> **WHAT THE TASK REQUIRES**:
Copy every line of the listing that holds the string "more".

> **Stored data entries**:
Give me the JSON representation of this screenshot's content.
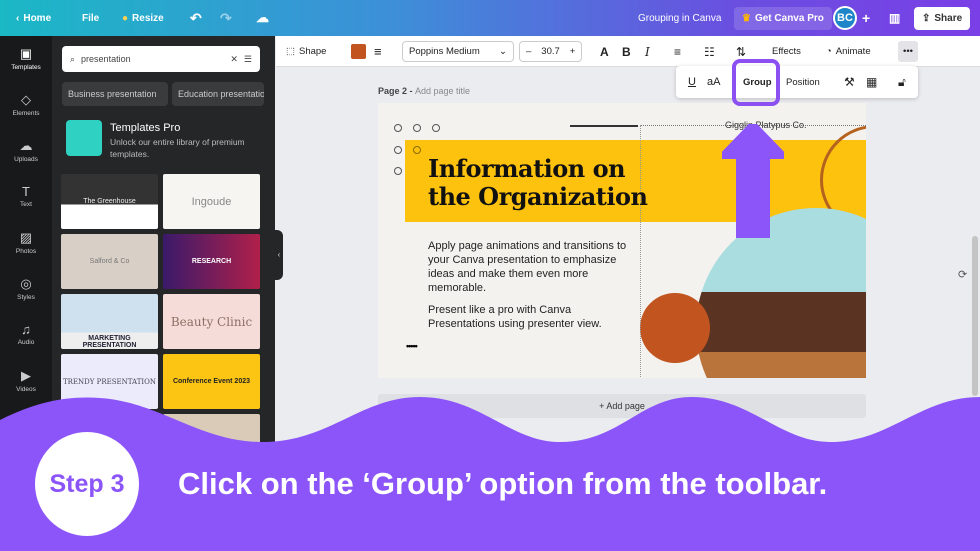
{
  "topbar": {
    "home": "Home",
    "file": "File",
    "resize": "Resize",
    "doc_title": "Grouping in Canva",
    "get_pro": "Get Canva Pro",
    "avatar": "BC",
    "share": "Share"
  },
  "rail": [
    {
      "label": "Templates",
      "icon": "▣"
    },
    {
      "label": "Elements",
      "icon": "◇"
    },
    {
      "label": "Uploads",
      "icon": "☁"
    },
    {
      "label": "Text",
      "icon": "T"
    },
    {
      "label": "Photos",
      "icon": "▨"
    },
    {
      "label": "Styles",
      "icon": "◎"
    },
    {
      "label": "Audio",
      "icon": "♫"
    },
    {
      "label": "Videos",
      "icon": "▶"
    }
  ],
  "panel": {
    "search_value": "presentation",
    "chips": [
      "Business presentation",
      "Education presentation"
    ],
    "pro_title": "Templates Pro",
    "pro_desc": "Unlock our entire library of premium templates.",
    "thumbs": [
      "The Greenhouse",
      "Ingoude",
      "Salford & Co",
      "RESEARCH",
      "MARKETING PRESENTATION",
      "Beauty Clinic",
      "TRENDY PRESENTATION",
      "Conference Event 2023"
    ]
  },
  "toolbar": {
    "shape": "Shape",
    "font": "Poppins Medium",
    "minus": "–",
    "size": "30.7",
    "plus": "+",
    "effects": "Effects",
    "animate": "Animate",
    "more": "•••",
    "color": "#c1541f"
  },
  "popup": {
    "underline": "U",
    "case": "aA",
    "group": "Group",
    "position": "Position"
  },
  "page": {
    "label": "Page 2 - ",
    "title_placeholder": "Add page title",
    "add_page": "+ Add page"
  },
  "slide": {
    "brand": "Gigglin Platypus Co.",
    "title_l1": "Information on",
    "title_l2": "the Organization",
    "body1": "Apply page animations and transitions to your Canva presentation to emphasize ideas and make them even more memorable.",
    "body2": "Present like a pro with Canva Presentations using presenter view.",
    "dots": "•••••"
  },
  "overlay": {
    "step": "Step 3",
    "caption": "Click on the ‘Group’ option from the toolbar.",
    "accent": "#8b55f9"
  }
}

--

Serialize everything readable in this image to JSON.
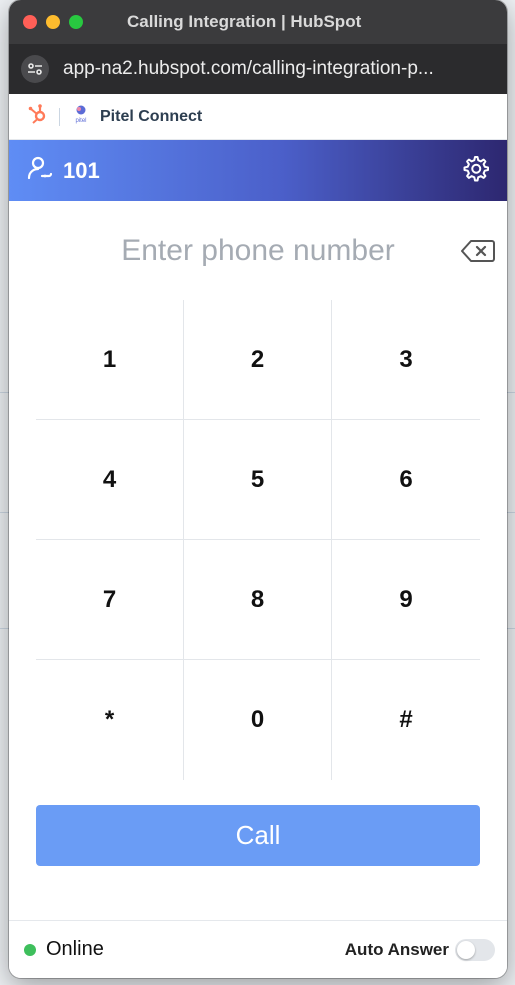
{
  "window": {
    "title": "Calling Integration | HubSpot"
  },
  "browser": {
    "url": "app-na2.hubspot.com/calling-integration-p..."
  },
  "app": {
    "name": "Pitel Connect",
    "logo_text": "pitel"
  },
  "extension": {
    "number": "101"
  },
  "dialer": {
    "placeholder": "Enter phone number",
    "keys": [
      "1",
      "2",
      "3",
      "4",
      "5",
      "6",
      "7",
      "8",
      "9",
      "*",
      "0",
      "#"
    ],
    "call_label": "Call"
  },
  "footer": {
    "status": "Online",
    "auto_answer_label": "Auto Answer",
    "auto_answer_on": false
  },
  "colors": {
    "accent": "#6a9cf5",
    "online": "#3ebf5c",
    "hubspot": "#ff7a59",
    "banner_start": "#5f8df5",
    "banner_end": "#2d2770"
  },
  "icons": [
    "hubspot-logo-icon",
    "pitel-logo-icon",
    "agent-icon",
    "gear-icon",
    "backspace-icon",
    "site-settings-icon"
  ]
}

> **FINAL ANSWER**:
    "more": "•••",
    "body1": "Apply page animations and transitions to your Canva presentation to emphasize ideas and make them even more memorable.",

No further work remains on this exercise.